Ausgewählter Textauszug
┏━━
Auf seinem neuen Album "Wise Up Ghost" arbeitet Elvis Costello mit den Hip-Hoppern von The Roots zusammen. Ein Etikettenschwindel?


Ein Drummer, der von einem Schlagzeughersteller seinen eigenen Signature Stick gewidmet bekommt, hat es geschafft. So wie Ahmir Thompson, Rufname "Questlove", von der Band "The Roots": Die US-Firma "Vic Firth" fertigt seit einiger Zeit einen Stock nach seinen Wünschen - natürlich auch, um mit seinem Namen ein paar Exemplare an diejenigen zu verkaufen, die dem 1-Meter-93-Riesen und Soul-Hip-Hop-Superstar nacheifern.

Der Wuchtigkeit des Mannes entsprechen die Hölzer übrigens nicht ganz, es sind eher leichtere Modelle. Am Griff-Ende haben sie die spezielle Anti-Rutsch-Beschichtung, die einer wie Questlove auch benötigt. Damit die Sticks ihm nicht aus den Händen gleiten, wenn er sie beim Trommeln mit nur drei Fingerspitzen hält.

Der 42-jährige Drummer, DJ, Produzent und Buchautor tanzt nur so über die Felle und Becken. Und hat so einen Stil etabliert, der - so genau er auf den Punkt gespielt auch ist - immer auch einen Hauch von Schlampigkeit evoziert. Es ist ein Groove, der seit der Jahrtausendwende ganz neue R'n'B-Helden wie D'Angelo und Erykah Badu ebenso trug wie ganz alte - dem großen Al Green gelang 2008 mit Questlove und "Lay It Down" sein bestes Album seit Ewigkeiten. Es ist ein Beat, an dem jetzt auch Elvis Costello nicht vorbeikommt, auf "Wise Up Ghost", seinem neuen Album mit The Roots. Oder ist die Kennzeichnung schon ein Etikettenschwindel?

Überraschend kann diese Kollaboration nur finden, wer einerseits das abenteuerlich breit gestreute Werk des 59-jährigen Costello - der gerade bei Apple in Cupertino zur Präsentation des neuen iPhone auftrat - immer noch auf New-Wave-Renitenz reduziert. Und andererseits die Band aus Philadelphia für irgendeine Hip-Hop-Truppe hält, die zufällig auch ein paar Instrumente ganz passabel spielen kann.

Ein Zweifler und Mahner

2011 jedenfalls saß Questlove beim Costello-Konzert im New Yorker Beacon Theatre als Gast hinterm Schlagzeug für "Black And White World", einem Song vom Album "Get Happy!!", mit dem der Engländer 1980 erstmals klassische Soulmusik an sich gerissen hatte - damals noch eher als Fan und noch nicht mit dem zuweilen etwas anstrengenden Musikologen-Gestus, der seine späteren Genre-Reisen prägte. Schon 2009 hatten The Roots ihm assistiert, als Hausband in Jimmy Fallons Late-Night-Show, als Costello dort seinen, tja, New-Wave-Kracher "I Don't Want To Go To Chelsea" vortrug. Der freilich schon 1978 verschlungener groovte als fast alles andere damals.
┗━━
Auszüge der Einträge
┏━━
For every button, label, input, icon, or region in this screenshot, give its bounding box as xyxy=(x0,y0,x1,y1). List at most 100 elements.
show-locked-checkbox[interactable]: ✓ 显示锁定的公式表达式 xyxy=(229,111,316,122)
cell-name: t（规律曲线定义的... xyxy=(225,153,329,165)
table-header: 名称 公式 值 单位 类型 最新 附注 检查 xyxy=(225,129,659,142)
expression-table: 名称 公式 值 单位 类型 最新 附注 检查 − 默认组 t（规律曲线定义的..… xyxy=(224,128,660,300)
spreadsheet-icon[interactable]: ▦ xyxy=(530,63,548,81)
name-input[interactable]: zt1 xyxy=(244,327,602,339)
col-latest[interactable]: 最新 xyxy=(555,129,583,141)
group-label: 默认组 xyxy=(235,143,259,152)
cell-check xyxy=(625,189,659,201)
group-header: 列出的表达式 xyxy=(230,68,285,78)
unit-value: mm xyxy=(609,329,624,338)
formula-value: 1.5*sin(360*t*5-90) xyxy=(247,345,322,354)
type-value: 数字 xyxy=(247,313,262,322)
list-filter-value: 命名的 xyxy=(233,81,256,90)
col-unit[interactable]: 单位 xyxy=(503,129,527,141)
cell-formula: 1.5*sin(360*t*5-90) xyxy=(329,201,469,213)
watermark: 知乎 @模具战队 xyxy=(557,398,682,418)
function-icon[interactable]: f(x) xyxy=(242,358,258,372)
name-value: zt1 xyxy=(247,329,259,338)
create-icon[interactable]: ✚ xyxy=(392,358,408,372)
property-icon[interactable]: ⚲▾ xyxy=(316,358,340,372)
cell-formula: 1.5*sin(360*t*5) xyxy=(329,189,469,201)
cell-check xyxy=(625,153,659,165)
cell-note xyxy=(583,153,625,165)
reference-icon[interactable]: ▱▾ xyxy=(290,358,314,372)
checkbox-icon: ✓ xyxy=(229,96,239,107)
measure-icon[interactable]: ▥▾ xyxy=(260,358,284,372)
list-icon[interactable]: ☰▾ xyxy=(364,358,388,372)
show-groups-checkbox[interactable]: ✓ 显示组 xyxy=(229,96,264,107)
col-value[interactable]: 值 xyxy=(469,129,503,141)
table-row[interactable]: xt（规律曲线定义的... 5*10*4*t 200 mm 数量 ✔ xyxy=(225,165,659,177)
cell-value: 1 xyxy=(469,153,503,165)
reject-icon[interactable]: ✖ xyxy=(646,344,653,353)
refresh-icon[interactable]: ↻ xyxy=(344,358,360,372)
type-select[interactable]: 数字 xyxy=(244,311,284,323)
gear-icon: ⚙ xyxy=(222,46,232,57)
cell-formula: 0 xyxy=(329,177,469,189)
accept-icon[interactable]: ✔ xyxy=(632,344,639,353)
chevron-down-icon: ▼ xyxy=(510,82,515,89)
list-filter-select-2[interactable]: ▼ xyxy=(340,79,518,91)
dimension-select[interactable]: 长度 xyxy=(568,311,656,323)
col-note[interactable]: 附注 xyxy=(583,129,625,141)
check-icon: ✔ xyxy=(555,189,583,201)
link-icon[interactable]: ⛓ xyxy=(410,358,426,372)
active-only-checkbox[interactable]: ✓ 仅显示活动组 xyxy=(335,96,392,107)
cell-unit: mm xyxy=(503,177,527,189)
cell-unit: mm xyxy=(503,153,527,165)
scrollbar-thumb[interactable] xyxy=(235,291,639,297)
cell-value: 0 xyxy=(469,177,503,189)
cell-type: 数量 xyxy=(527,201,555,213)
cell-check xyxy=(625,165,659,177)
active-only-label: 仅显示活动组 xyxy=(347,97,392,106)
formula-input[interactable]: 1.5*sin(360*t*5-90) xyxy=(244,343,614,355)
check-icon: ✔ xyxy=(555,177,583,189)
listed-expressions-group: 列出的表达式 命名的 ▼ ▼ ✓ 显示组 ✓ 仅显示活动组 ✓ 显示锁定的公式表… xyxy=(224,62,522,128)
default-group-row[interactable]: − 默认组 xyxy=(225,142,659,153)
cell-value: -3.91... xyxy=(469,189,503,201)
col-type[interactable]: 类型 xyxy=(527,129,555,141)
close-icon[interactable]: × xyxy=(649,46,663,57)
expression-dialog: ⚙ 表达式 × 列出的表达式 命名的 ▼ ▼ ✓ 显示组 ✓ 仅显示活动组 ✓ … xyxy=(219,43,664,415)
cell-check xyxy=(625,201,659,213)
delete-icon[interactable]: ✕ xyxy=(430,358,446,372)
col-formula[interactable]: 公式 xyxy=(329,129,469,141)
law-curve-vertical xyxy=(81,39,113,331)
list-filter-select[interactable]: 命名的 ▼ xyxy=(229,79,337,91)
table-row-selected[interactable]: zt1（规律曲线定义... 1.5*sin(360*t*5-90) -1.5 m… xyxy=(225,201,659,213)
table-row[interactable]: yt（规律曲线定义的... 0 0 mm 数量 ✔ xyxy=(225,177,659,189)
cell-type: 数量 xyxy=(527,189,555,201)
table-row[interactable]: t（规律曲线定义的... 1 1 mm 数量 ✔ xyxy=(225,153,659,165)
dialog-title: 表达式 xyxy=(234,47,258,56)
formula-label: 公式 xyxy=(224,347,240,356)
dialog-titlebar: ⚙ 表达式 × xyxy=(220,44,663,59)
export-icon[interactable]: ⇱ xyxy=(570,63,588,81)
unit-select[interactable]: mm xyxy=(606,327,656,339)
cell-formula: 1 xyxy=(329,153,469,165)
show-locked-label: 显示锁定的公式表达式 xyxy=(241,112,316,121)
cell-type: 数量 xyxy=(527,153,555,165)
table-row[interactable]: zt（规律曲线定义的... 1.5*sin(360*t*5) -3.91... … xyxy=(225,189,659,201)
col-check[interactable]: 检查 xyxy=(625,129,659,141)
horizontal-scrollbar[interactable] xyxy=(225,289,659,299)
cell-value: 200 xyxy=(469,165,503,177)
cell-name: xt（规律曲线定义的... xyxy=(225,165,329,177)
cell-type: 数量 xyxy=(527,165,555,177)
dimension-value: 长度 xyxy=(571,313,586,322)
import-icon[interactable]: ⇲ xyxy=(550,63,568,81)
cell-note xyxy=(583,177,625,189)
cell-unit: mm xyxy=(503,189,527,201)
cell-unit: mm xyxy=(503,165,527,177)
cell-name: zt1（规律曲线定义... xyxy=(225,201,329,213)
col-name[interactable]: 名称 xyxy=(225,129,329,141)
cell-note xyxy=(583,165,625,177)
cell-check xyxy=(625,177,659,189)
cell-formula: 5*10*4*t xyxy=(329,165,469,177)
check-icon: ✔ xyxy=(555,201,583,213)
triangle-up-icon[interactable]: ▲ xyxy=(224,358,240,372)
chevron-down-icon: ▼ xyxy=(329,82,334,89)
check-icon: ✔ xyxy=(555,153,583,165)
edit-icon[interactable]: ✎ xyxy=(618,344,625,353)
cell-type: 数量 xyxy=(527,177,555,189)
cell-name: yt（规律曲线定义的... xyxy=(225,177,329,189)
┗━━
Aufgaben
- 1) Übersetze den folgenden Satz aus dem Artikel über Elvis Costello und The Roots ins Englische: „Der 42-jährige Drummer, DJ, Produzent und Buchautor tanzt nur so über die Felle und Becken.“
- 2) Nenne alle Albumtitel, die im Artikel über Elvis Costello und The Roots vorkommen.
- 3) Gib den Artikel über Elvis Costello und The Roots wörtlich wieder, von „2011 jedenfalls saß“ bis „alles andere damals.“.

Richtige Lösungen
- 1) The 42-year-old drummer, DJ, producer and author practically dances across the drumheads and cymbals.

- 2) "Wise Up Ghost", "Lay It Down", "Get Happy!!"

- 3)
2011 jedenfalls saß Questlove beim Costello-Konzert im New Yorker Beacon Theatre als Gast hinterm Schlagzeug für "Black And White World", einem Song vom Album "Get Happy!!", mit dem der Engländer 1980 erstmals klassische Soulmusik an sich gerissen hatte - damals noch eher als Fan und noch nicht mit dem zuweilen etwas anstrengenden Musikologen-Gestus, der seine späteren Genre-Reisen prägte. Schon 2009 hatten The Roots ihm assistiert, als Hausband in Jimmy Fallons Late-Night-Show, als Costello dort seinen, tja, New-Wave-Kracher "I Don't Want To Go To Chelsea" vortrug. Der freilich schon 1978 verschlungener groovte als fast alles andere damals.